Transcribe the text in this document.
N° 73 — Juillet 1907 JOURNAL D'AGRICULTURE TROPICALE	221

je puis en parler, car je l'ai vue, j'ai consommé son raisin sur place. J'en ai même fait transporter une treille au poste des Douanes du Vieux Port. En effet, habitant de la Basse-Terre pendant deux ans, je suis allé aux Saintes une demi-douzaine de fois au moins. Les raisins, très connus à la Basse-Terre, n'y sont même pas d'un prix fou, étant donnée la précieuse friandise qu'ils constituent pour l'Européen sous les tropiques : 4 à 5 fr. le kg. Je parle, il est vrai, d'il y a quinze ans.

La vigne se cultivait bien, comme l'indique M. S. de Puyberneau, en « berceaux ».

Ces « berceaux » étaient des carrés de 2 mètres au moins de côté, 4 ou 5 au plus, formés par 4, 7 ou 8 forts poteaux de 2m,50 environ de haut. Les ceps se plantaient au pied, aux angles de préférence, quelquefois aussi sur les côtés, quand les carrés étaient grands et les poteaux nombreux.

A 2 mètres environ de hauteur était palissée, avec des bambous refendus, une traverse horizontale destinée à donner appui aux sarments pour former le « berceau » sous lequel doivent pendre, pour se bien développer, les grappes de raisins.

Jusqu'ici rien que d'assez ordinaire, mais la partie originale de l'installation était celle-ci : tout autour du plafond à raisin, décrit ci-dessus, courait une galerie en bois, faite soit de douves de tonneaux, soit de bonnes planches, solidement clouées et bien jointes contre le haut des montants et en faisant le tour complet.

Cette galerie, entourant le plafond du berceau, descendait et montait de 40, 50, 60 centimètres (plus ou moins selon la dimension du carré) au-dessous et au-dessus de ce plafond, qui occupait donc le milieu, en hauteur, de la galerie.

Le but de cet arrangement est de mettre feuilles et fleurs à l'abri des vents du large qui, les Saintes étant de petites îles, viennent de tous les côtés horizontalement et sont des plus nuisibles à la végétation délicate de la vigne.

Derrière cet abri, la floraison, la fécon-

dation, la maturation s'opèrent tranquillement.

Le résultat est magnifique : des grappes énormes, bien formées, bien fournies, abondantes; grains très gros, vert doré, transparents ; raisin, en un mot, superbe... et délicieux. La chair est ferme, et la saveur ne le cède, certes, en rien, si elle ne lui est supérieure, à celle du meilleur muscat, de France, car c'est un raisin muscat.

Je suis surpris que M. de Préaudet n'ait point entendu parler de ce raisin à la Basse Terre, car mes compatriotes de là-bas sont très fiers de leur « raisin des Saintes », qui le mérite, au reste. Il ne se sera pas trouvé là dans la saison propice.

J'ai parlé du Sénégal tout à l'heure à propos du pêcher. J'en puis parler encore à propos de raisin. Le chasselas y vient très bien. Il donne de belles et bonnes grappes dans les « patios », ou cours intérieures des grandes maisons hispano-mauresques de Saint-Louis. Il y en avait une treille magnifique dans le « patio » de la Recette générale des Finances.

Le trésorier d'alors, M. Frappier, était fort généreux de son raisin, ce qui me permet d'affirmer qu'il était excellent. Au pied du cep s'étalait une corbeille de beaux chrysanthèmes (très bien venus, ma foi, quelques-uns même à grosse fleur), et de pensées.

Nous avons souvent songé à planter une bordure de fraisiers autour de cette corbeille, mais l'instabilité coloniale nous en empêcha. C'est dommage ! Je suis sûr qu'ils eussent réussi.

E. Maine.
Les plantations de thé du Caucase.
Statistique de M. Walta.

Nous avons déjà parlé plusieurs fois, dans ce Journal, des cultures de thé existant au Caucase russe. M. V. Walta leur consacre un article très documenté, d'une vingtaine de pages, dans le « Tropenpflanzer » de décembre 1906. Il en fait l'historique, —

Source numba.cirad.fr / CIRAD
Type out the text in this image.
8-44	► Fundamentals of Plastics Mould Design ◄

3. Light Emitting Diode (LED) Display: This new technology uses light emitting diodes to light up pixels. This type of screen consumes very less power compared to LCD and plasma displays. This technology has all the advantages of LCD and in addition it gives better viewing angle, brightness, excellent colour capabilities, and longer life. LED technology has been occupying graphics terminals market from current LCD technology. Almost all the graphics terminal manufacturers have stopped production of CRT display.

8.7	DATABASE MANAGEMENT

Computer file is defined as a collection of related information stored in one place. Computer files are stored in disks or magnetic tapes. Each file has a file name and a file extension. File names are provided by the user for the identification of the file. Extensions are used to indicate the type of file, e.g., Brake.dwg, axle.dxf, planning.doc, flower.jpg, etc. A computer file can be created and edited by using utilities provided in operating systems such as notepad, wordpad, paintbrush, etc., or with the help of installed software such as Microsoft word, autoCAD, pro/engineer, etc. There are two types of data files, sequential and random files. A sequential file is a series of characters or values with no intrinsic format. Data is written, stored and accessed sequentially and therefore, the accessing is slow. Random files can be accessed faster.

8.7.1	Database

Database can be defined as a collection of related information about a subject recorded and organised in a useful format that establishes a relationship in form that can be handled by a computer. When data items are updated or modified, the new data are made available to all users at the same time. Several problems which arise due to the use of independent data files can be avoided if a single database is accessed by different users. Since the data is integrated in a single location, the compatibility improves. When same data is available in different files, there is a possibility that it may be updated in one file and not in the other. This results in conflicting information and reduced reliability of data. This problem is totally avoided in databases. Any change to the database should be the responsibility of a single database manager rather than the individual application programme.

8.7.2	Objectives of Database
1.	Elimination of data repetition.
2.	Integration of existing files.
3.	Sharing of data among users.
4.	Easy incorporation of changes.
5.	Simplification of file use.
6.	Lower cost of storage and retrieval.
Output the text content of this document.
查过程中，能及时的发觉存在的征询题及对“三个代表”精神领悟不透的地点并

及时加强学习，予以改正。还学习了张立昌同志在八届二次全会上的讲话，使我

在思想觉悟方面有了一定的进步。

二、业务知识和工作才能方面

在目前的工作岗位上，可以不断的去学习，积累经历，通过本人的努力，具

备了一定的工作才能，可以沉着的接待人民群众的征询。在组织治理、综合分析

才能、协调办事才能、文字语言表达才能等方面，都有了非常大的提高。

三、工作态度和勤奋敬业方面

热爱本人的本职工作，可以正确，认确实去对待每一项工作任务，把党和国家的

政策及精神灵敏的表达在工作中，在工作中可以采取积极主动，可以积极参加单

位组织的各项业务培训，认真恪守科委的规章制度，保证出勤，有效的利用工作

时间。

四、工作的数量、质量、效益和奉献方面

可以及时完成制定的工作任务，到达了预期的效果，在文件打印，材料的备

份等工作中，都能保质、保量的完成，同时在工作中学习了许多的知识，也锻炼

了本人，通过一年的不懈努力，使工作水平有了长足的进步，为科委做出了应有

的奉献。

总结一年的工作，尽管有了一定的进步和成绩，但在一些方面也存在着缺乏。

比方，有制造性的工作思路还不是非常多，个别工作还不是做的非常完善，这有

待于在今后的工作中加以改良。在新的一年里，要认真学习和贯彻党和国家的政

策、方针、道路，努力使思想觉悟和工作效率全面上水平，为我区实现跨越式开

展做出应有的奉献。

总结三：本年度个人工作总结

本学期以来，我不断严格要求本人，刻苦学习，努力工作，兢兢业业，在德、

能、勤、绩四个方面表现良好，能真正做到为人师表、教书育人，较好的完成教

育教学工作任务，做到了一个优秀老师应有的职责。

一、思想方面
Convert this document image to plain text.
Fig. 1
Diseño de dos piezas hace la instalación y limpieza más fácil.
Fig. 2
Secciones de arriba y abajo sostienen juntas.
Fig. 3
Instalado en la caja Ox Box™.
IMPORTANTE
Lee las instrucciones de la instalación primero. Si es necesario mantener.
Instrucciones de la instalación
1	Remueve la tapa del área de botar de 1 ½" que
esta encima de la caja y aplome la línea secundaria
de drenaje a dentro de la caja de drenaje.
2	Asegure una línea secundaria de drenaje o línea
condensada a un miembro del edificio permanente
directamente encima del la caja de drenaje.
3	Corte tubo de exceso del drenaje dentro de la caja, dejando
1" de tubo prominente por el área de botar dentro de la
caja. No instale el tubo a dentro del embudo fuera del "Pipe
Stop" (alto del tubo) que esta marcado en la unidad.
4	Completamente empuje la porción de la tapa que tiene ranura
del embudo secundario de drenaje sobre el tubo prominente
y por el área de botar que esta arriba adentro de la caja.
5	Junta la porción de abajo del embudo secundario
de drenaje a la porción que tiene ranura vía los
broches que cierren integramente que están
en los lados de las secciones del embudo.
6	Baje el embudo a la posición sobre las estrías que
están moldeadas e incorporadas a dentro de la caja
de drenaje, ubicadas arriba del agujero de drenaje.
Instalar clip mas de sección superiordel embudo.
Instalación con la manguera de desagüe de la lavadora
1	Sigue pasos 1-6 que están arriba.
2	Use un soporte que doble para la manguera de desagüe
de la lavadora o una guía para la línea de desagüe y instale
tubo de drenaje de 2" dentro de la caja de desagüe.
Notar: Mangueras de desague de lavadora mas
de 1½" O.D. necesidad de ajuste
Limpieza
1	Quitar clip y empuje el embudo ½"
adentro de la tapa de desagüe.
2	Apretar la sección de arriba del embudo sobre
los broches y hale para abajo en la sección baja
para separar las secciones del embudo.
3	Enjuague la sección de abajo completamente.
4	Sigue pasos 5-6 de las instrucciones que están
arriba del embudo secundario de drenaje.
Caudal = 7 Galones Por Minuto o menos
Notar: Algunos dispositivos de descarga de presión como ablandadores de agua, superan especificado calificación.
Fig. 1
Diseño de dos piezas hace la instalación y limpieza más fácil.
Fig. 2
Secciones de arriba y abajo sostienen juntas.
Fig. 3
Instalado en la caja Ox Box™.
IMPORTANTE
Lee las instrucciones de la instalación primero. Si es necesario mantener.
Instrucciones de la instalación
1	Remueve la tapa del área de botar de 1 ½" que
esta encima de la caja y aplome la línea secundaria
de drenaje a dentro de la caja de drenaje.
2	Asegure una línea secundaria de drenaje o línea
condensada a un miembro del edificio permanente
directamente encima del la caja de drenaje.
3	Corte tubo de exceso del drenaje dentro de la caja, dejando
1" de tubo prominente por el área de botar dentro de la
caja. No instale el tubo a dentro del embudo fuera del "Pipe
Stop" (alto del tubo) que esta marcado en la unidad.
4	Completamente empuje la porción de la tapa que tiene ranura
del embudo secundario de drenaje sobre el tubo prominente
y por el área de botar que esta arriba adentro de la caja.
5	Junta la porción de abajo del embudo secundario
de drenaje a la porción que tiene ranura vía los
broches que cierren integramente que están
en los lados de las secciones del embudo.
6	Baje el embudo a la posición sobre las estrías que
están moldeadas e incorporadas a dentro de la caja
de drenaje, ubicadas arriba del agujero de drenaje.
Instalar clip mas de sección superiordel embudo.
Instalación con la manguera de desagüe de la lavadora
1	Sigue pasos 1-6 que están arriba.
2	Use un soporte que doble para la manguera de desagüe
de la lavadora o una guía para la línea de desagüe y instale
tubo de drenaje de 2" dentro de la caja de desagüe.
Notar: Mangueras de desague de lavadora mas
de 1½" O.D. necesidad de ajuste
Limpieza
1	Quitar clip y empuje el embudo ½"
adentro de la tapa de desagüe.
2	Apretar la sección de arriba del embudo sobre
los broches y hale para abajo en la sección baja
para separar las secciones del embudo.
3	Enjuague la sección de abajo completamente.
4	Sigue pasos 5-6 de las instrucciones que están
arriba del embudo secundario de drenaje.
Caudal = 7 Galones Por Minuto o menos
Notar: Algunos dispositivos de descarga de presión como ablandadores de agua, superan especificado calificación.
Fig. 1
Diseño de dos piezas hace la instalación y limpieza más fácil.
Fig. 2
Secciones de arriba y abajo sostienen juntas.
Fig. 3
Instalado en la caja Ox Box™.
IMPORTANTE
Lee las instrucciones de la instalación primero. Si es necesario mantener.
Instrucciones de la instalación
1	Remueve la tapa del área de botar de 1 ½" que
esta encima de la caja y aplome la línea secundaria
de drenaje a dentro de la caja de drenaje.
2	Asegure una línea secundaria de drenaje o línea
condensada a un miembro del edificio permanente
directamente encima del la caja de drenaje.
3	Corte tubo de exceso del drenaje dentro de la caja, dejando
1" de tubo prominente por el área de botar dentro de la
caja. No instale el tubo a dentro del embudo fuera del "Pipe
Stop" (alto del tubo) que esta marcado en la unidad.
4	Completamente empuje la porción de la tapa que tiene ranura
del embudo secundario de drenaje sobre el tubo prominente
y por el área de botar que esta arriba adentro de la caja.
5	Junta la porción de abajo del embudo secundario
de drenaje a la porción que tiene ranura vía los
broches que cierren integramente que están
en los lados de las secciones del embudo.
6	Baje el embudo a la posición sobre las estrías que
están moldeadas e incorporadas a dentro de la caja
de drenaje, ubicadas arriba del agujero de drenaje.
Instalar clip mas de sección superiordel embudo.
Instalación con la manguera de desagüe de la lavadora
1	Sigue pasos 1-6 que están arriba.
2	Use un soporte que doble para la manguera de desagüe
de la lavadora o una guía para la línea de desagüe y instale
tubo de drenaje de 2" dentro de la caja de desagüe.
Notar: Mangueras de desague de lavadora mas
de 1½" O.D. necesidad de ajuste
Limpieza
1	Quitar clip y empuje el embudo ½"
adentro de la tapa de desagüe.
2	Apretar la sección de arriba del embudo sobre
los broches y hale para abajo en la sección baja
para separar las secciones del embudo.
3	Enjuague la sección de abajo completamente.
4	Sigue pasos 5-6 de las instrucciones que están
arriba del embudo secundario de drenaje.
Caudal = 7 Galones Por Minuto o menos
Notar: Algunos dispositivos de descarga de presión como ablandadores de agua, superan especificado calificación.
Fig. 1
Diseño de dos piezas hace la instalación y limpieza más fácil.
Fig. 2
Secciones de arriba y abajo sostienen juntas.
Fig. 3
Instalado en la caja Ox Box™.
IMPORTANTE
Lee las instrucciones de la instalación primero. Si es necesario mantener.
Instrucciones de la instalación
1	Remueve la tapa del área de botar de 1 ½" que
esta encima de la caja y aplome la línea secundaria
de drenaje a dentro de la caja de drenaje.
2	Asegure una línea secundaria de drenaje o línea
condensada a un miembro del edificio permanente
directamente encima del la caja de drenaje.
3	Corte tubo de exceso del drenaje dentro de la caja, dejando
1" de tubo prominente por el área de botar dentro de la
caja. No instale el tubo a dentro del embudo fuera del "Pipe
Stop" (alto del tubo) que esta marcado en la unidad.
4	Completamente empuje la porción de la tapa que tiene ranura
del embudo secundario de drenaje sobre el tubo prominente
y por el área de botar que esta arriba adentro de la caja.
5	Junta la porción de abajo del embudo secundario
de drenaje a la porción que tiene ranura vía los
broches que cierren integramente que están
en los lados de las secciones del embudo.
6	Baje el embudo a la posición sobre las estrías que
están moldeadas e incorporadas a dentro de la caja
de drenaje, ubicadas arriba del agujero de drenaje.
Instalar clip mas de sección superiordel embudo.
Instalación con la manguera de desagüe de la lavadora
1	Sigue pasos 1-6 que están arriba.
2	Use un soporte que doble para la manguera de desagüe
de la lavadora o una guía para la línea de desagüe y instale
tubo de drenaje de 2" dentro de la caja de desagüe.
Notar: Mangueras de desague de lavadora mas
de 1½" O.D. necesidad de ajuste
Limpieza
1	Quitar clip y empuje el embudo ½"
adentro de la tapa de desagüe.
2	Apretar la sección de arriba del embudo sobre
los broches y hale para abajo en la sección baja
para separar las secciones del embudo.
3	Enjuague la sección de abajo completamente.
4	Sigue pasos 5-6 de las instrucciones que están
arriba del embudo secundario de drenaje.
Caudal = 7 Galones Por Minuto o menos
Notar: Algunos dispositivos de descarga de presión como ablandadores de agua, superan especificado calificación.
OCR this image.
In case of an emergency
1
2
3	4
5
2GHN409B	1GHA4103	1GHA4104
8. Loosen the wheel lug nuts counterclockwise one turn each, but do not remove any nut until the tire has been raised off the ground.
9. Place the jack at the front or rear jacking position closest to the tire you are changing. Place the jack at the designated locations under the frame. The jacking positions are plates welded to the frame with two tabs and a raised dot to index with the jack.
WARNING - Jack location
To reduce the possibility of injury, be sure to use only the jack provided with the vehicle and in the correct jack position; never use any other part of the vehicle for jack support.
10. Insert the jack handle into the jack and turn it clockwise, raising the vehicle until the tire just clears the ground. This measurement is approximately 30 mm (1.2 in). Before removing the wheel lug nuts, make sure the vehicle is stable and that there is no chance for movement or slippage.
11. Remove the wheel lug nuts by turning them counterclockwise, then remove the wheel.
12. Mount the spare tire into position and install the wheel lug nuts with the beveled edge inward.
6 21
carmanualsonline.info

- _Aim of the task_
Starting at the line that contains "OCR this image.", output each remaining line of the listing, the last line included, exactly as it appears.

- _Written answer_
OCR this image.
In case of an emergency
1
2
3	4
5
2GHN409B	1GHA4103	1GHA4104
8. Loosen the wheel lug nuts counterclockwise one turn each, but do not remove any nut until the tire has been raised off the ground.
9. Place the jack at the front or rear jacking position closest to the tire you are changing. Place the jack at the designated locations under the frame. The jacking positions are plates welded to the frame with two tabs and a raised dot to index with the jack.
WARNING - Jack location
To reduce the possibility of injury, be sure to use only the jack provided with the vehicle and in the correct jack position; never use any other part of the vehicle for jack support.
10. Insert the jack handle into the jack and turn it clockwise, raising the vehicle until the tire just clears the ground. This measurement is approximately 30 mm (1.2 in). Before removing the wheel lug nuts, make sure the vehicle is stable and that there is no chance for movement or slippage.
11. Remove the wheel lug nuts by turning them counterclockwise, then remove the wheel.
12. Mount the spare tire into position and install the wheel lug nuts with the beveled edge inward.
6 21
carmanualsonline.info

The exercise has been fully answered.